Given entries
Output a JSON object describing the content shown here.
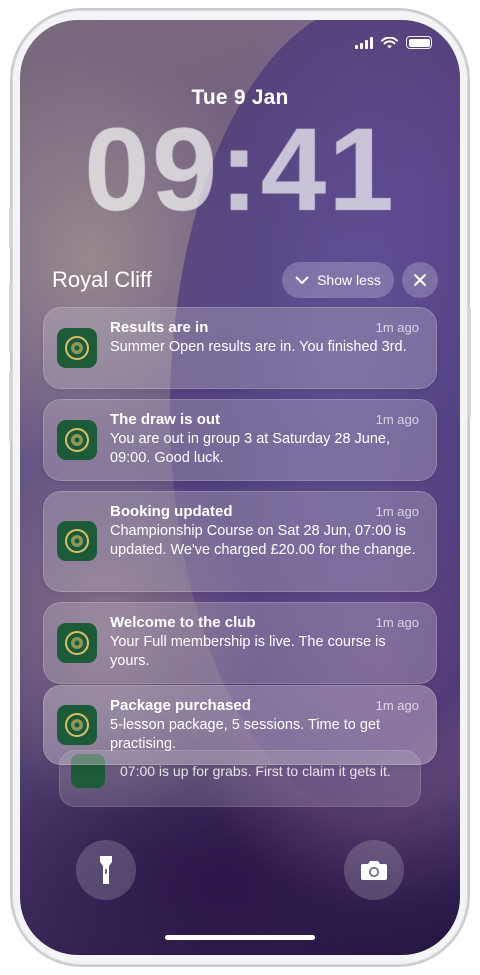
{
  "status_bar": {
    "signal_icon": "cellular-signal-icon",
    "wifi_icon": "wifi-icon",
    "battery_icon": "battery-icon"
  },
  "lock": {
    "date": "Tue 9 Jan",
    "time": "09:41"
  },
  "notification_group": {
    "title": "Royal Cliff",
    "show_less_label": "Show less",
    "chevron_icon": "chevron-down-icon",
    "close_icon": "close-icon"
  },
  "notifications": [
    {
      "title": "Results are in",
      "time": "1m ago",
      "body": "Summer Open results are in. You finished 3rd."
    },
    {
      "title": "The draw is out",
      "time": "1m ago",
      "body": "You are out in group 3 at Saturday 28 June, 09:00. Good luck."
    },
    {
      "title": "Booking updated",
      "time": "1m ago",
      "body": "Championship Course on Sat 28 Jun, 07:00 is updated. We've charged £20.00 for the change."
    },
    {
      "title": "Welcome to the club",
      "time": "1m ago",
      "body": "Your Full membership is live. The course is yours."
    },
    {
      "title": "Package purchased",
      "time": "1m ago",
      "body": "5-lesson package, 5 sessions. Time to get practising."
    }
  ],
  "stacked_notification": {
    "body": "07:00 is up for grabs. First to claim it gets it."
  },
  "quick_actions": {
    "left_icon": "flashlight-icon",
    "right_icon": "camera-icon"
  },
  "colors": {
    "app_icon_bg": "#1d5a37",
    "app_icon_crest": "#d8c06a"
  }
}
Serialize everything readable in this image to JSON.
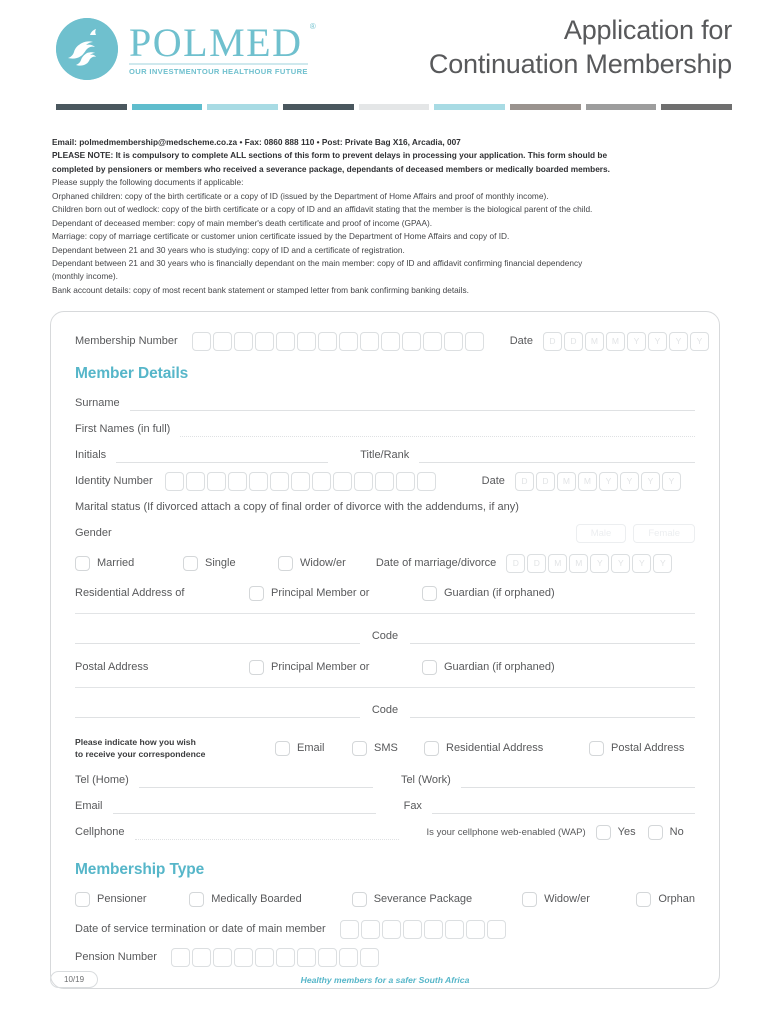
{
  "header": {
    "title_line1": "Application for",
    "title_line2": "Continuation Membership",
    "logo": {
      "brand": "POLMED",
      "registered": "®",
      "tagline1": "OUR INVESTMENT",
      "tagline2": "OUR HEALTH",
      "tagline3": "OUR FUTURE",
      "mark": "dolphins-circle-logo"
    },
    "colorbar": [
      "#4a575e",
      "#5fbdcd",
      "#a8dbe4",
      "#4a575e",
      "#e4e6e7",
      "#a8dbe4",
      "#9a938f",
      "#9d9d9d",
      "#6f6f6f"
    ]
  },
  "intro": {
    "contact": "Email: polmedmembership@medscheme.co.za • Fax: 0860 888 110 • Post: Private Bag X16, Arcadia, 007",
    "note_label": "PLEASE NOTE:",
    "note_line1": " It is compulsory to complete ALL sections of this form to prevent delays in processing your application. This form should be",
    "note_line2": "completed by pensioners or members who received a severance package, dependants of deceased members or medically boarded members.",
    "supply": "Please supply the following documents if applicable:",
    "docs": [
      "Orphaned children: copy of the birth certificate or a copy of ID (issued by the Department of Home Affairs and proof of monthly income).",
      "Children born out of wedlock: copy of the birth certificate or a copy of ID and an affidavit stating that the member is the biological parent of the child.",
      "Dependant of deceased member: copy of main member's death certificate and proof of income (GPAA).",
      "Marriage: copy of marriage certificate or customer union certificate issued by the Department of Home Affairs and copy of ID.",
      "Dependant between 21 and 30 years who is studying: copy of ID and a certificate of registration.",
      "Dependant between 21 and 30 years who is financially dependant on the main member: copy of ID and affidavit confirming financial dependency",
      "(monthly income).",
      "Bank account details: copy of most recent bank statement or stamped letter from bank confirming banking details."
    ]
  },
  "form": {
    "membership_number_label": "Membership Number",
    "membership_number_boxes": 14,
    "date_label": "Date",
    "date_mask": [
      "D",
      "D",
      "M",
      "M",
      "Y",
      "Y",
      "Y",
      "Y"
    ],
    "member_details_title": "Member Details",
    "surname_label": "Surname",
    "first_names_label": "First Names (in full)",
    "initials_label": "Initials",
    "title_rank_label": "Title/Rank",
    "identity_number_label": "Identity Number",
    "identity_number_boxes": 13,
    "marital_status_label": "Marital status (If divorced attach a copy of final order of divorce with the addendums, if any)",
    "gender_label": "Gender",
    "gender_options": [
      "Male",
      "Female"
    ],
    "marital_options": [
      "Married",
      "Single",
      "Widow/er"
    ],
    "date_marriage_label": "Date of marriage/divorce",
    "residential_address_label": "Residential Address of",
    "postal_address_label": "Postal Address",
    "principal_member_label": "Principal Member or",
    "guardian_label": "Guardian (if orphaned)",
    "code_label": "Code",
    "correspondence_label_l1": "Please indicate how you wish",
    "correspondence_label_l2": "to receive your correspondence",
    "correspondence_options": [
      "Email",
      "SMS",
      "Residential Address",
      "Postal Address"
    ],
    "tel_home_label": "Tel (Home)",
    "tel_work_label": "Tel (Work)",
    "email_label": "Email",
    "fax_label": "Fax",
    "cellphone_label": "Cellphone",
    "wap_label": "Is your cellphone web-enabled (WAP)",
    "wap_yes": "Yes",
    "wap_no": "No",
    "membership_type_title": "Membership Type",
    "membership_type_options": [
      "Pensioner",
      "Medically Boarded",
      "Severance Package",
      "Widow/er",
      "Orphan"
    ],
    "service_termination_label": "Date of service termination or date of main member",
    "service_termination_boxes": 8,
    "pension_number_label": "Pension Number",
    "pension_number_boxes": 10
  },
  "footer": {
    "page_code": "10/19",
    "tagline": "Healthy members for a safer South Africa"
  },
  "colors": {
    "accent": "#56b6c9",
    "logo": "#6fc0ce",
    "text": "#58595b"
  }
}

What you are asked to do
Copy out all of the data word for word. Do not carry over any picture.

Complete answer
Output a JSON object describing the content shown here.
{
  "status_bar": {
    "signal_icon": "cellular-signal-icon",
    "wifi_icon": "wifi-icon",
    "battery_icon": "battery-icon"
  },
  "lock": {
    "date": "Tue 9 Jan",
    "time": "09:41"
  },
  "notification_group": {
    "title": "Royal Cliff",
    "show_less_label": "Show less",
    "chevron_icon": "chevron-down-icon",
    "close_icon": "close-icon"
  },
  "notifications": [
    {
      "title": "Results are in",
      "time": "1m ago",
      "body": "Summer Open results are in. You finished 3rd."
    },
    {
      "title": "The draw is out",
      "time": "1m ago",
      "body": "You are out in group 3 at Saturday 28 June, 09:00. Good luck."
    },
    {
      "title": "Booking updated",
      "time": "1m ago",
      "body": "Championship Course on Sat 28 Jun, 07:00 is updated. We've charged £20.00 for the change."
    },
    {
      "title": "Welcome to the club",
      "time": "1m ago",
      "body": "Your Full membership is live. The course is yours."
    },
    {
      "title": "Package purchased",
      "time": "1m ago",
      "body": "5-lesson package, 5 sessions. Time to get practising."
    }
  ],
  "stacked_notification": {
    "body": "07:00 is up for grabs. First to claim it gets it."
  },
  "quick_actions": {
    "left_icon": "flashlight-icon",
    "right_icon": "camera-icon"
  },
  "colors": {
    "app_icon_bg": "#1d5a37",
    "app_icon_crest": "#d8c06a"
  }
}
Serialize everything readable in this image to JSON.
{
  "header": {
    "title_line1": "Application for",
    "title_line2": "Continuation Membership",
    "logo": {
      "brand": "POLMED",
      "registered": "®",
      "tagline1": "OUR INVESTMENT",
      "tagline2": "OUR HEALTH",
      "tagline3": "OUR FUTURE",
      "mark": "dolphins-circle-logo"
    },
    "colorbar": [
      "#4a575e",
      "#5fbdcd",
      "#a8dbe4",
      "#4a575e",
      "#e4e6e7",
      "#a8dbe4",
      "#9a938f",
      "#9d9d9d",
      "#6f6f6f"
    ]
  },
  "intro": {
    "contact": "Email: polmedmembership@medscheme.co.za • Fax: 0860 888 110 • Post: Private Bag X16, Arcadia, 007",
    "note_label": "PLEASE NOTE:",
    "note_line1": " It is compulsory to complete ALL sections of this form to prevent delays in processing your application. This form should be",
    "note_line2": "completed by pensioners or members who received a severance package, dependants of deceased members or medically boarded members.",
    "supply": "Please supply the following documents if applicable:",
    "docs": [
      "Orphaned children: copy of the birth certificate or a copy of ID (issued by the Department of Home Affairs and proof of monthly income).",
      "Children born out of wedlock: copy of the birth certificate or a copy of ID and an affidavit stating that the member is the biological parent of the child.",
      "Dependant of deceased member: copy of main member's death certificate and proof of income (GPAA).",
      "Marriage: copy of marriage certificate or customer union certificate issued by the Department of Home Affairs and copy of ID.",
      "Dependant between 21 and 30 years who is studying: copy of ID and a certificate of registration.",
      "Dependant between 21 and 30 years who is financially dependant on the main member: copy of ID and affidavit confirming financial dependency",
      "(monthly income).",
      "Bank account details: copy of most recent bank statement or stamped letter from bank confirming banking details."
    ]
  },
  "form": {
    "membership_number_label": "Membership Number",
    "membership_number_boxes": 14,
    "date_label": "Date",
    "date_mask": [
      "D",
      "D",
      "M",
      "M",
      "Y",
      "Y",
      "Y",
      "Y"
    ],
    "member_details_title": "Member Details",
    "surname_label": "Surname",
    "first_names_label": "First Names (in full)",
    "initials_label": "Initials",
    "title_rank_label": "Title/Rank",
    "identity_number_label": "Identity Number",
    "identity_number_boxes": 13,
    "marital_status_label": "Marital status (If divorced attach a copy of final order of divorce with the addendums, if any)",
    "gender_label": "Gender",
    "gender_options": [
      "Male",
      "Female"
    ],
    "marital_options": [
      "Married",
      "Single",
      "Widow/er"
    ],
    "date_marriage_label": "Date of marriage/divorce",
    "residential_address_label": "Residential Address of",
    "postal_address_label": "Postal Address",
    "principal_member_label": "Principal Member or",
    "guardian_label": "Guardian (if orphaned)",
    "code_label": "Code",
    "correspondence_label_l1": "Please indicate how you wish",
    "correspondence_label_l2": "to receive your correspondence",
    "correspondence_options": [
      "Email",
      "SMS",
      "Residential Address",
      "Postal Address"
    ],
    "tel_home_label": "Tel (Home)",
    "tel_work_label": "Tel (Work)",
    "email_label": "Email",
    "fax_label": "Fax",
    "cellphone_label": "Cellphone",
    "wap_label": "Is your cellphone web-enabled (WAP)",
    "wap_yes": "Yes",
    "wap_no": "No",
    "membership_type_title": "Membership Type",
    "membership_type_options": [
      "Pensioner",
      "Medically Boarded",
      "Severance Package",
      "Widow/er",
      "Orphan"
    ],
    "service_termination_label": "Date of service termination or date of main member",
    "service_termination_boxes": 8,
    "pension_number_label": "Pension Number",
    "pension_number_boxes": 10
  },
  "footer": {
    "page_code": "10/19",
    "tagline": "Healthy members for a safer South Africa"
  },
  "colors": {
    "accent": "#56b6c9",
    "logo": "#6fc0ce",
    "text": "#58595b"
  }
}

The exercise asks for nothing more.